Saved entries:
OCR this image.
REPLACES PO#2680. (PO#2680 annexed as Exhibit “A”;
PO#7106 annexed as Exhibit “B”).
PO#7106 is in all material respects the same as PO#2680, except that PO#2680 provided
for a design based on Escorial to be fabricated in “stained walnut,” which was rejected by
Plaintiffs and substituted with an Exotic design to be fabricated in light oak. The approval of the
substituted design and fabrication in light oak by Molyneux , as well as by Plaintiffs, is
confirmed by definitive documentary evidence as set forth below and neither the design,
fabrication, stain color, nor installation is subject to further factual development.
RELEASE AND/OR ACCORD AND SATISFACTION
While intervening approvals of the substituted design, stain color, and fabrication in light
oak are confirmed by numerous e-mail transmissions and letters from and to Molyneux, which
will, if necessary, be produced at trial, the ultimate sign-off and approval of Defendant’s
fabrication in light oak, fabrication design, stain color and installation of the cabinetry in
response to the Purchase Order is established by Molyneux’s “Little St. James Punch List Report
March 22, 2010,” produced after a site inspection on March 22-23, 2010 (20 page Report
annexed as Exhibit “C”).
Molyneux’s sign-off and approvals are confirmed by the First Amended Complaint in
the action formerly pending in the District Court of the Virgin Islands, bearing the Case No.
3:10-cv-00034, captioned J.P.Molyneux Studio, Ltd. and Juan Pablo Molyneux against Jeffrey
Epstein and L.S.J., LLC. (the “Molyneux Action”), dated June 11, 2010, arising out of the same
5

> [Given task]:
Return the whole listing exactly, with every line included.

> [Answer to the exercise]:
OCR this image.
REPLACES PO#2680. (PO#2680 annexed as Exhibit “A”;
PO#7106 annexed as Exhibit “B”).
PO#7106 is in all material respects the same as PO#2680, except that PO#2680 provided
for a design based on Escorial to be fabricated in “stained walnut,” which was rejected by
Plaintiffs and substituted with an Exotic design to be fabricated in light oak. The approval of the
substituted design and fabrication in light oak by Molyneux , as well as by Plaintiffs, is
confirmed by definitive documentary evidence as set forth below and neither the design,
fabrication, stain color, nor installation is subject to further factual development.
RELEASE AND/OR ACCORD AND SATISFACTION
While intervening approvals of the substituted design, stain color, and fabrication in light
oak are confirmed by numerous e-mail transmissions and letters from and to Molyneux, which
will, if necessary, be produced at trial, the ultimate sign-off and approval of Defendant’s
fabrication in light oak, fabrication design, stain color and installation of the cabinetry in
response to the Purchase Order is established by Molyneux’s “Little St. James Punch List Report
March 22, 2010,” produced after a site inspection on March 22-23, 2010 (20 page Report
annexed as Exhibit “C”).
Molyneux’s sign-off and approvals are confirmed by the First Amended Complaint in
the action formerly pending in the District Court of the Virgin Islands, bearing the Case No.
3:10-cv-00034, captioned J.P.Molyneux Studio, Ltd. and Juan Pablo Molyneux against Jeffrey
Epstein and L.S.J., LLC. (the “Molyneux Action”), dated June 11, 2010, arising out of the same
5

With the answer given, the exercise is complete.